TEXT TO READ
------------------------

Re: Proposal - GroupCommitLogService

2017-05-13 Thread Jonathan Ellis

Can we replace Batch entirely with this, or are there situations where
Batch would outperform (in latency, for instance)?

On Sat, May 13, 2017 at 7:21 AM, Yuji Ito  wrote:

> Hi dev,
>
> I propose a new CommitLogService, GroupCommitLogService, to improve the
> throughput when lots of requests are received.
> It improved the throughput by maximum 94%.
> I'd like to discuss about this CommitLogService.
>
> Currently, we can select either 2 CommitLog services; Periodic and Batch.
> In Periodic, we might lose some commit log which hasn't written to the
> disk.

------------------------

Raw records

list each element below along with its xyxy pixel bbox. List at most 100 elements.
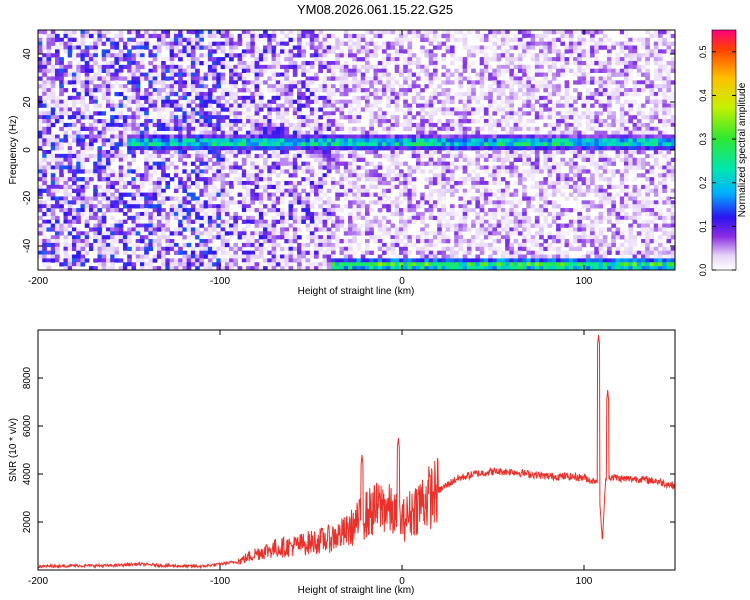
spectrogram-cell — [199, 177, 205, 182]
spectrogram-cell — [182, 242, 188, 248]
spectrogram-cell — [314, 53, 319, 58]
spectrogram-cell — [475, 130, 481, 135]
spectrogram-cell — [386, 219, 391, 224]
spectrogram-cell — [522, 53, 527, 58]
spectrogram-cell — [118, 72, 124, 77]
spectrogram-cell — [505, 68, 510, 73]
spectrogram-cell — [335, 227, 340, 232]
spectrogram-cell — [466, 91, 472, 97]
spectrogram-cell — [67, 45, 73, 50]
spectrogram-cell — [331, 153, 336, 159]
spectrogram-cell — [288, 215, 294, 221]
spectrogram-cell — [369, 134, 374, 139]
spectrogram-cell — [101, 177, 107, 182]
spectrogram-cell — [348, 254, 353, 259]
spectrogram-cell — [475, 76, 481, 81]
spectrogram-cell — [195, 134, 200, 139]
spectrogram-cell — [454, 37, 459, 43]
spectrogram-cell — [50, 184, 56, 190]
spectrogram-cell — [258, 177, 264, 182]
spectrogram-cell — [59, 153, 64, 159]
spectrogram-cell — [352, 115, 357, 120]
spectrogram-cell — [54, 115, 60, 120]
spectrogram-cell — [292, 72, 298, 77]
spectrogram-cell — [195, 68, 200, 73]
spectrogram-cell — [318, 246, 323, 252]
spectrogram-cell — [475, 173, 481, 178]
spectrogram-cell — [458, 64, 464, 70]
spectrogram-cell — [377, 142, 383, 147]
spectrogram-cell — [331, 219, 336, 224]
spectrogram-cell — [390, 142, 396, 147]
spectrogram-cell — [505, 184, 510, 190]
spectrogram-cell — [76, 208, 81, 213]
spectrogram-cell — [156, 30, 162, 35]
spectrogram-cell — [441, 204, 447, 209]
spectrogram-cell — [309, 150, 315, 155]
spectrogram-cell — [195, 76, 200, 81]
spectrogram-cell — [297, 180, 302, 186]
spectrogram-cell — [343, 84, 349, 89]
spectrogram-cell — [496, 169, 502, 174]
spectrogram-cell — [441, 165, 447, 170]
spectrogram-cell — [101, 49, 107, 54]
spectrogram-cell — [432, 111, 438, 116]
spectrogram-cell — [309, 119, 315, 124]
spectrogram-cell — [54, 142, 60, 147]
spectrogram-cell — [135, 146, 141, 151]
spectrogram-cell — [178, 103, 183, 108]
spectrogram-cell — [458, 84, 464, 89]
spectrogram-cell — [420, 239, 425, 244]
spectrogram-cell — [178, 76, 183, 81]
spectrogram-cell — [224, 200, 230, 205]
spectrogram-cell — [322, 177, 328, 182]
spectrogram-cell — [373, 142, 379, 147]
spectrogram-cell — [80, 37, 86, 43]
spectrogram-cell — [207, 231, 213, 236]
spectrogram-cell — [381, 49, 387, 54]
spectrogram-cell — [156, 95, 162, 101]
spectrogram-cell — [390, 211, 396, 217]
spectrogram-cell — [280, 72, 285, 77]
spectrogram-cell — [509, 204, 515, 209]
spectrogram-cell — [394, 204, 400, 209]
spectrogram-cell — [275, 130, 281, 135]
spectrogram-cell — [195, 177, 200, 182]
spectrogram-cell — [165, 246, 171, 252]
spectrogram-cell — [441, 111, 447, 116]
spectrogram-cell — [488, 223, 493, 228]
spectrogram-cell — [326, 76, 332, 81]
spectrogram-cell — [471, 80, 476, 85]
spectrogram-cell — [500, 208, 506, 213]
spectrogram-cell — [50, 208, 56, 213]
spectrogram-cell — [101, 134, 107, 139]
spectrogram-cell — [420, 134, 425, 139]
spectrogram-cell — [186, 153, 192, 159]
spectrogram-cell — [441, 266, 447, 270]
spectrogram-cell — [173, 262, 179, 267]
spectrogram-cell — [190, 231, 196, 236]
spectrogram-cell — [139, 262, 145, 267]
spectrogram-cell — [144, 150, 149, 155]
spectrogram-cell — [505, 223, 510, 228]
spectrogram-cell — [105, 184, 111, 190]
spectrogram-cell — [411, 30, 417, 35]
spectrogram-cell — [258, 68, 264, 73]
spectrogram-cell — [352, 107, 357, 112]
spectrogram-cell — [224, 107, 230, 112]
spectrogram-cell — [190, 204, 196, 209]
spectrogram-cell — [118, 227, 124, 232]
spectrogram-cell — [84, 184, 90, 190]
spectrogram-cell — [220, 266, 226, 270]
spectrogram-cell — [182, 72, 188, 77]
spectrogram-cell — [38, 231, 43, 236]
spectrogram-cell — [449, 223, 455, 228]
spectrogram-cell — [254, 103, 260, 108]
spectrogram-cell — [462, 204, 468, 209]
spectrogram-cell — [509, 246, 515, 252]
spectrogram-cell — [356, 99, 362, 104]
spectrogram-cell — [263, 30, 268, 35]
spectrogram-cell — [292, 126, 298, 132]
spectrogram-cell — [284, 231, 289, 236]
spectrogram-cell — [369, 173, 374, 178]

------------------------

STATED EXERCISE
Continue the GroupCommitLogService proposal thread from its last sentence, keeping the quoted email format.

FINAL ANSWER
> In Batch, we can write commit log to the disk every time. The size of
> commit log to write is too small (< 4KB). When high concurrency, these
> writes are gathered and persisted to the disk at once. But, when
> insufficient concurrency, many small writes are issued and the performance
> decreases due to the latency of the disk. Even if you use SSD, processes of
> many IO commands decrease the performance.
>
> GroupCommitLogService writes some commitlog to the disk at once.
> The patch adds GroupCommitLogService (It is enabled by setting
> `commitlog_sync` and `commitlog_sync_group_window_in_ms` in
> cassandra.yaml).
> The difference from Batch is just only waiting for the semaphore.
> By waiting for the semaphore, some writes for commit logs are executed at
> the same time.
> In GroupCommitLogService, the latency becomes worse if the there is no
> concurrency.
>
> I measured the performance with my microbench (MicroRequestThread.java) by
> increasing the number of threads.The cluster has 3 nodes (Replication
> factor: 3). Each nodes is AWS EC2 m4.large instance + 200IOPS io1 volume.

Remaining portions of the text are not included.